Exercise goal
Only the number is wanted: how many lines in the data contain "JSON"?

Entries shown
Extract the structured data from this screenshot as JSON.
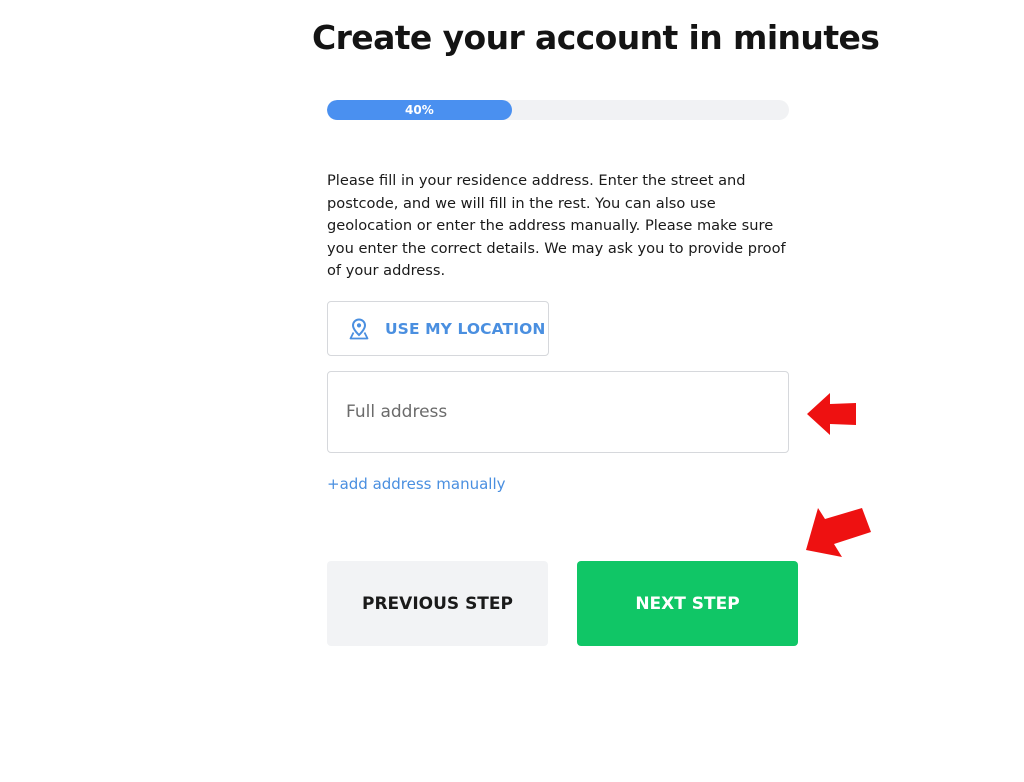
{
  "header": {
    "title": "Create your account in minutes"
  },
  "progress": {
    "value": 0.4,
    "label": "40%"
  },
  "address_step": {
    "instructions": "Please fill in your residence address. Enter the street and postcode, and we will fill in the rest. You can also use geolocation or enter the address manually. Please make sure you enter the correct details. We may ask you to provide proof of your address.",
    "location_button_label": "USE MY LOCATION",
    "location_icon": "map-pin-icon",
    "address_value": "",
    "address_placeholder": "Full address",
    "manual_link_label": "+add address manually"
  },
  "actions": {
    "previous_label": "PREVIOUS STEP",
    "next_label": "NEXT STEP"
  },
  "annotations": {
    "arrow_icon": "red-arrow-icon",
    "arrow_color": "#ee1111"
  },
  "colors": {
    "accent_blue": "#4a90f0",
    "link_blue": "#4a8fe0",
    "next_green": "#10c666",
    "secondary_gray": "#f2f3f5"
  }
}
...
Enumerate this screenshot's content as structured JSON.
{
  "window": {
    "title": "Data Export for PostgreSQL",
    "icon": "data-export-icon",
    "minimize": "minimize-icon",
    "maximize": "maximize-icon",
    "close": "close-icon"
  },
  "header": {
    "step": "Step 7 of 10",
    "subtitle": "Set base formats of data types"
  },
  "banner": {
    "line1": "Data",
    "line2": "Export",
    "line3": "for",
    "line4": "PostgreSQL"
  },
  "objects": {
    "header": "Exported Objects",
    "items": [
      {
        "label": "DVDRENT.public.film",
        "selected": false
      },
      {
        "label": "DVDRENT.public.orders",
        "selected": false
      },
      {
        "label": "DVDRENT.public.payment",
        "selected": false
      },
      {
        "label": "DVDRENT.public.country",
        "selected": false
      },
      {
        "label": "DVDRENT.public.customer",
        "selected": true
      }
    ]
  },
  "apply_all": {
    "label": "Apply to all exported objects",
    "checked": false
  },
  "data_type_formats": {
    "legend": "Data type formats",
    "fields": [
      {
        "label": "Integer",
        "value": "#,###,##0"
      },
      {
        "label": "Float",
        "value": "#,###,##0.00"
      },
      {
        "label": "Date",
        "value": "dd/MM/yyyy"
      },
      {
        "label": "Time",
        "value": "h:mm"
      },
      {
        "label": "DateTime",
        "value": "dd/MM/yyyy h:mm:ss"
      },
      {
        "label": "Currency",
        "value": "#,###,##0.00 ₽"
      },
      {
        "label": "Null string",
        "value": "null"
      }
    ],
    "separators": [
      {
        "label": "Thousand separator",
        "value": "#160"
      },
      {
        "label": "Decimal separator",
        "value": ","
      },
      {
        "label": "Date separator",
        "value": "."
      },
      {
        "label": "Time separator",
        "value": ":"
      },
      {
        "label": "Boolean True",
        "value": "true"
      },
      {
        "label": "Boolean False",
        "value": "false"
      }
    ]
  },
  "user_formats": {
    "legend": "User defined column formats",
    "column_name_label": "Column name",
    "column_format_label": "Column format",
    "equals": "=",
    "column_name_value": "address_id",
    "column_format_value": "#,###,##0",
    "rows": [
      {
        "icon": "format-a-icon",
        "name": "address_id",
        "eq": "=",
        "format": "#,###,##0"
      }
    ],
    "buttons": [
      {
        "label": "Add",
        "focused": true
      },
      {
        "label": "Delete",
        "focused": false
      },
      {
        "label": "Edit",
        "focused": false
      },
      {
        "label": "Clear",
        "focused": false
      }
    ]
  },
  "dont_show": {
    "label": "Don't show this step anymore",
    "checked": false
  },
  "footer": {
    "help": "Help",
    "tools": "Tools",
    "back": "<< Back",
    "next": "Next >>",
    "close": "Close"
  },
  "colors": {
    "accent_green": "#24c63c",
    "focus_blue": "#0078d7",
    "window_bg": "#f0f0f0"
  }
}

Written response
2